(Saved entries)
——————
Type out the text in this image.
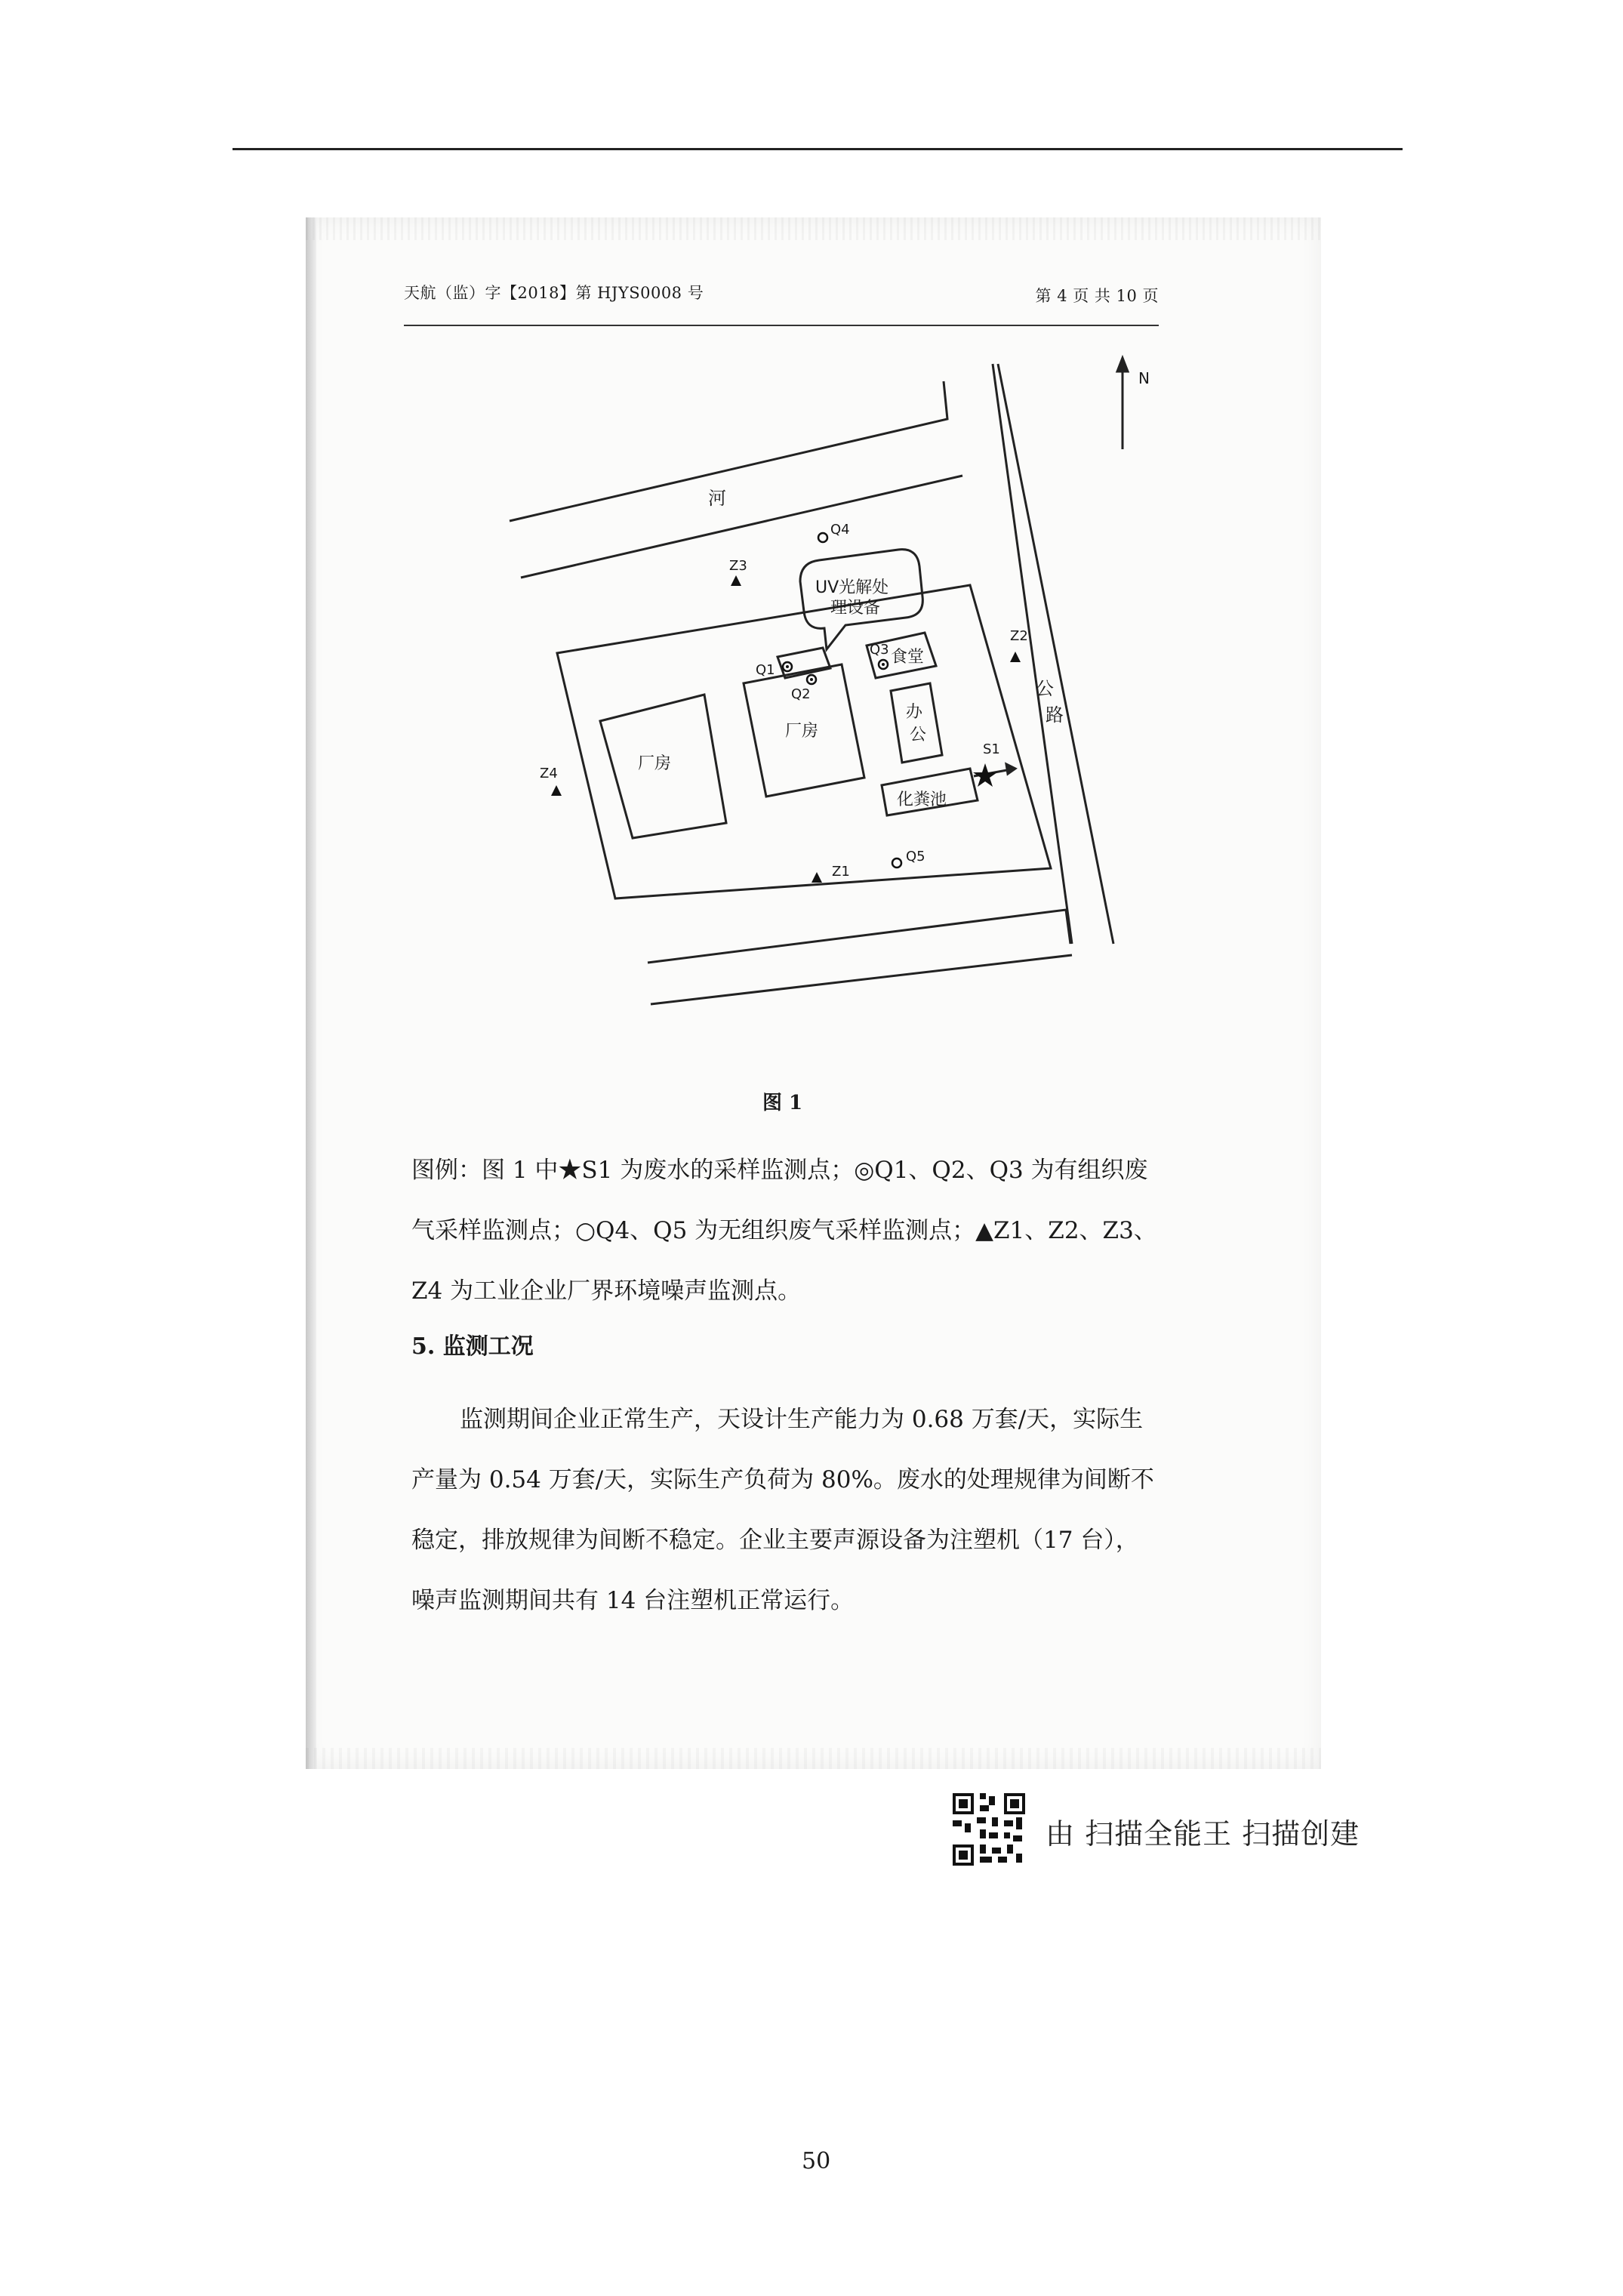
天航（监）字【2018】第 HJYS0008 号	第 4 页 共 10 页
N
河
公
路
UV光解处
理设备
厂房
厂房
食堂
办
公
化粪池
Q1
Q2
Q3
Q4
Q5
Z1
Z2
Z3
Z4
S1
图 1
图例：图 1 中★S1 为废水的采样监测点；◎Q1、Q2、Q3 为有组织废气采样监测点；○Q4、Q5 为无组织废气采样监测点；▲Z1、Z2、Z3、Z4 为工业企业厂界环境噪声监测点。
5. 监测工况
监测期间企业正常生产，天设计生产能力为 0.68 万套/天，实际生产量为 0.54 万套/天，实际生产负荷为 80%。废水的处理规律为间断不稳定，排放规律为间断不稳定。企业主要声源设备为注塑机（17 台），噪声监测期间共有 14 台注塑机正常运行。
由 扫描全能王 扫描创建
50
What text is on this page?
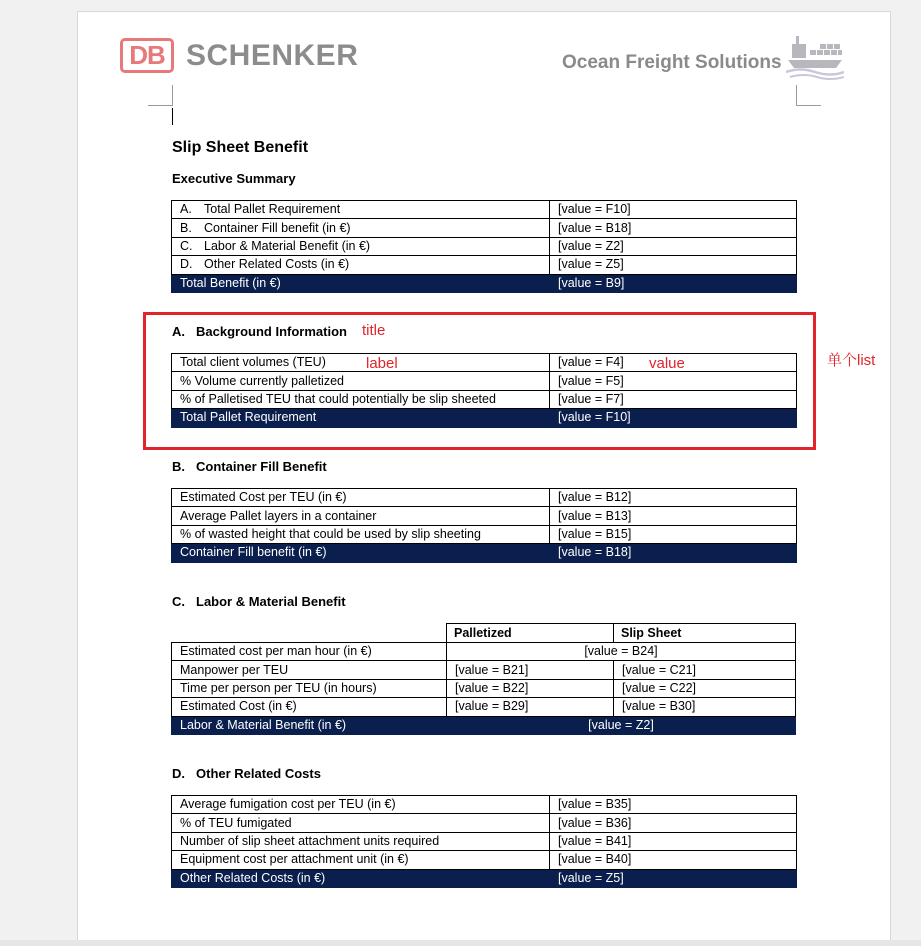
DB SCHENKER	Ocean Freight Solutions
Slip Sheet Benefit
Executive Summary
A. Total Pallet Requirement	[value = F10]
B. Container Fill benefit (in €)	[value = B18]
C. Labor & Material Benefit (in €)	[value = Z2]
D. Other Related Costs (in €)	[value = Z5]
Total Benefit (in €)	[value = B9]
A. Background Information
Total client volumes (TEU)	[value = F4]
% Volume currently palletized	[value = F5]
% of Palletised TEU that could potentially be slip sheeted	[value = F7]
Total Pallet Requirement	[value = F10]
B. Container Fill Benefit
Estimated Cost per TEU (in €)	[value = B12]
Average Pallet layers in a container	[value = B13]
% of wasted height that could be used by slip sheeting	[value = B15]
Container Fill benefit (in €)	[value = B18]
C. Labor & Material Benefit
	Palletized	Slip Sheet
Estimated cost per man hour (in €)	[value = B24]	
Manpower per TEU	[value = B21]	[value = C21]
Time per person per TEU (in hours)	[value = B22]	[value = C22]
Estimated Cost (in €)	[value = B29]	[value = B30]
Labor & Material Benefit (in €)	[value = Z2]	
D. Other Related Costs
Average fumigation cost per TEU (in €)	[value = B35]
% of TEU fumigated	[value = B36]
Number of slip sheet attachment units required	[value = B41]
Equipment cost per attachment unit (in €)	[value = B40]
Other Related Costs (in €)	[value = Z5]
title
label	value	单个list
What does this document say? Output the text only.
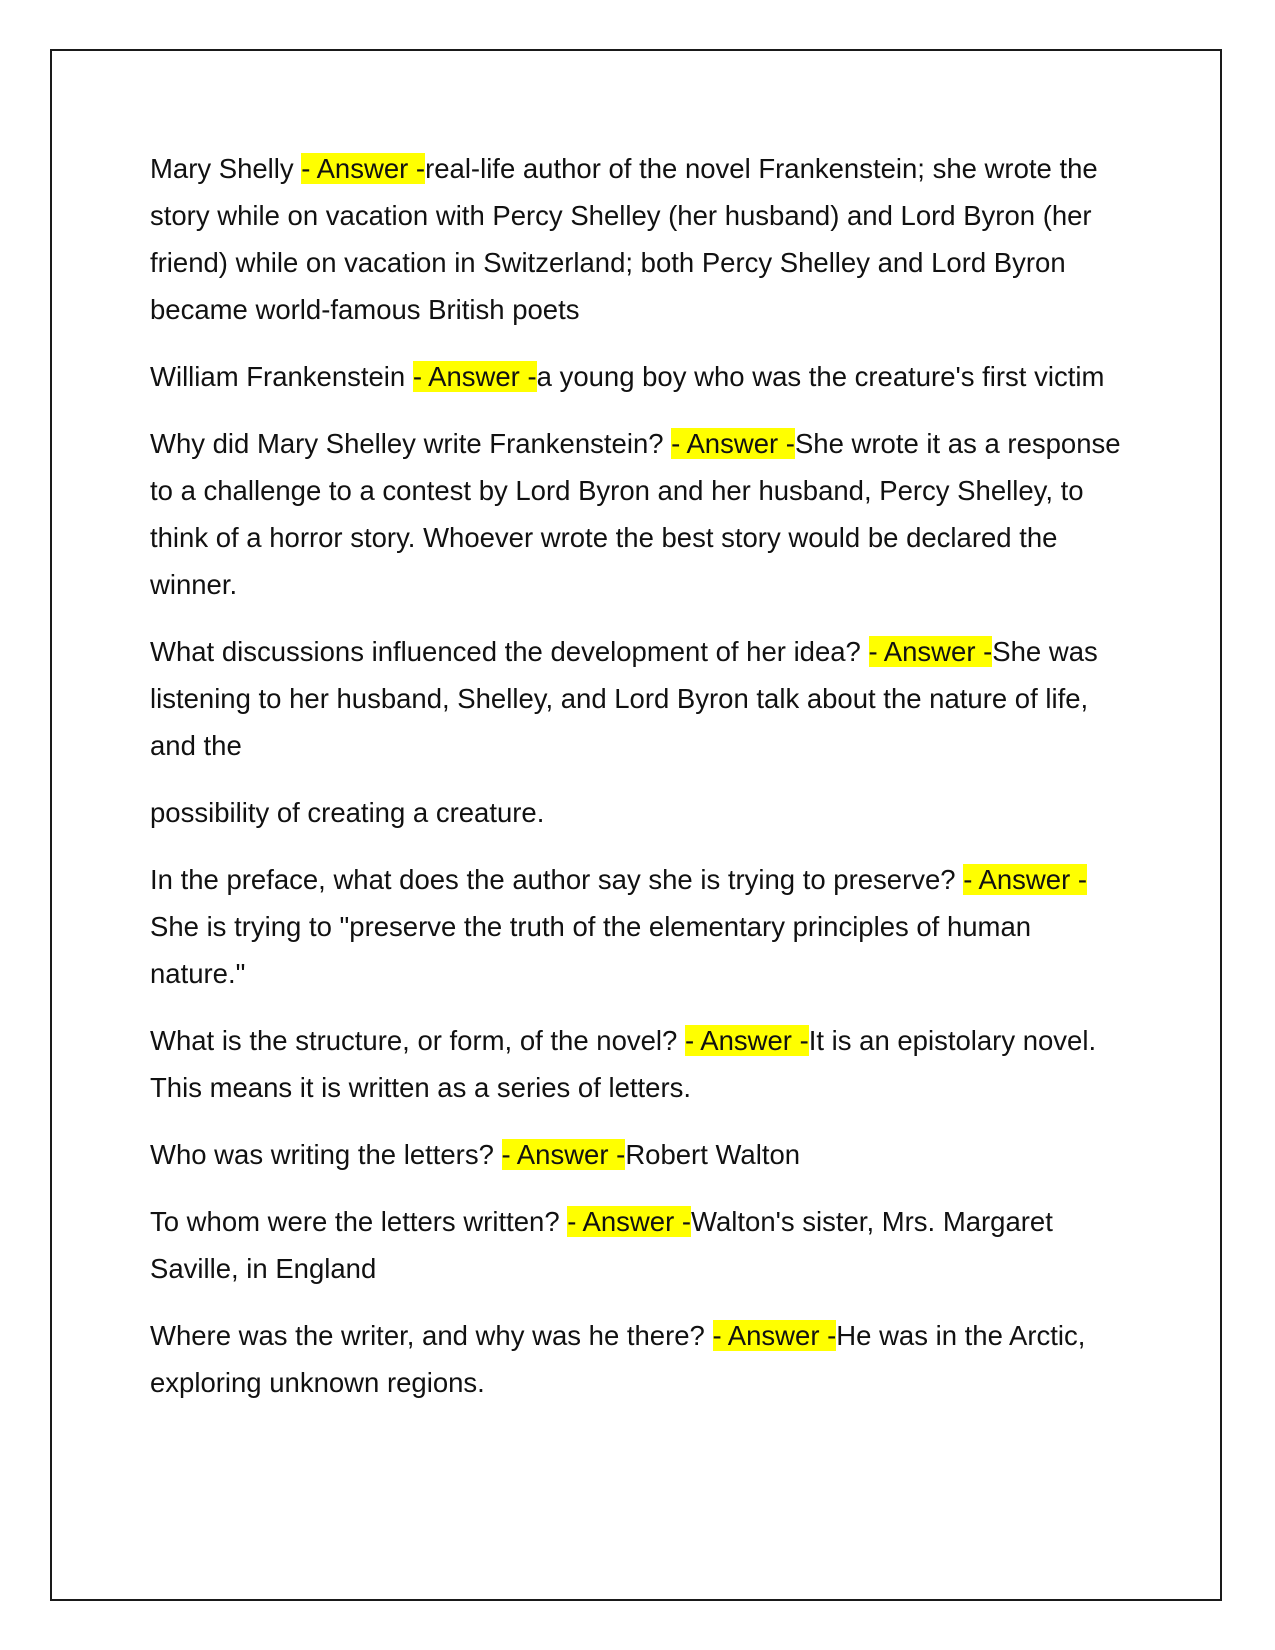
Mary Shelly - Answer -real-life author of the novel Frankenstein; she wrote the story while on vacation with Percy Shelley (her husband) and Lord Byron (her friend) while on vacation in Switzerland; both Percy Shelley and Lord Byron became world-famous British poets

William Frankenstein - Answer -a young boy who was the creature's first victim

Why did Mary Shelley write Frankenstein? - Answer -She wrote it as a response to a challenge to a contest by Lord Byron and her husband, Percy Shelley, to think of a horror story. Whoever wrote the best story would be declared the winner.

What discussions influenced the development of her idea? - Answer -She was listening to her husband, Shelley, and Lord Byron talk about the nature of life, and the

possibility of creating a creature.

In the preface, what does the author say she is trying to preserve? - Answer -She is trying to "preserve the truth of the elementary principles of human nature."

What is the structure, or form, of the novel? - Answer -It is an epistolary novel. This means it is written as a series of letters.

Who was writing the letters? - Answer -Robert Walton

To whom were the letters written? - Answer -Walton's sister, Mrs. Margaret Saville, in England

Where was the writer, and why was he there? - Answer -He was in the Arctic, exploring unknown regions.
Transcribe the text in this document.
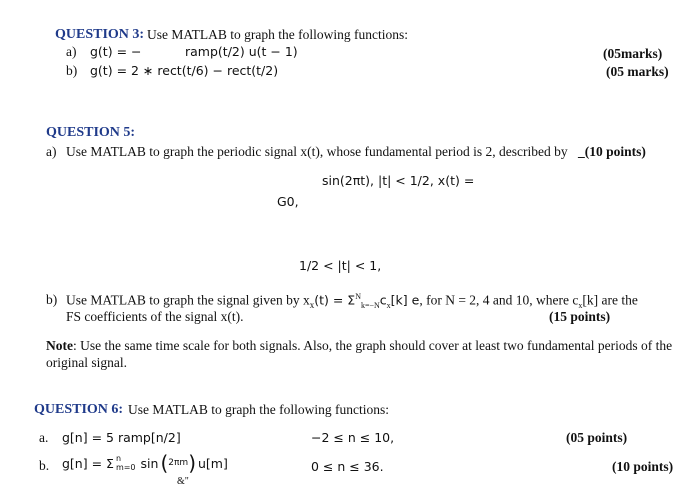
QUESTION 3: Use MATLAB to graph the following functions:
a) g(t) = −	ramp(t/2) u(t − 1)	(05marks)
b) g(t) = 2 ∗ rect(t/6) − rect(t/2)	(05 marks)
QUESTION 5:
a) Use MATLAB to graph the periodic signal x(t), whose fundamental period is 2, described by _(10 points)
sin(2πt), |t| < 1/2, x(t) =
G0,
1/2 < |t| < 1,
b) Use MATLAB to graph the signal given by $x_x(t) = \Sigma^N_{k=-N}c_x[k]$ e, for N = 2, 4 and 10, where $c_x[k]$ are the
FS coefficients of the signal x(t).	(15 points)
Note: Use the same time scale for both signals. Also, the graph should cover at least two fundamental periods of the
original signal.
QUESTION 6: Use MATLAB to graph the following functions:
a. g[n] = 5 ramp[n/2]	−2 ≤ n ≤ 10,	(05 points)
b. g[n] = Σ n
m=0 sin ( 2πm ) u[m]	0 ≤ n ≤ 36.	(10 points)
&"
——————
→ Set task:
Pick out every line above that holds the word "Answer" and copy it.

→ Correct result:
Mary Shelly - Answer -real-life author of the novel Frankenstein; she wrote the story while on vacation with Percy Shelley (her husband) and Lord Byron (her friend) while on vacation in Switzerland; both Percy Shelley and Lord Byron became world-famous British poets
William Frankenstein - Answer -a young boy who was the creature's first victim
Why did Mary Shelley write Frankenstein? - Answer -She wrote it as a response to a challenge to a contest by Lord Byron and her husband, Percy Shelley, to think of a horror story. Whoever wrote the best story would be declared the winner.
What discussions influenced the development of her idea? - Answer -She was listening to her husband, Shelley, and Lord Byron talk about the nature of life, and the
In the preface, what does the author say she is trying to preserve? - Answer -She is trying to "preserve the truth of the elementary principles of human nature."
What is the structure, or form, of the novel? - Answer -It is an epistolary novel. This means it is written as a series of letters.
Who was writing the letters? - Answer -Robert Walton
To whom were the letters written? - Answer -Walton's sister, Mrs. Margaret Saville, in England
Where was the writer, and why was he there? - Answer -He was in the Arctic, exploring unknown regions.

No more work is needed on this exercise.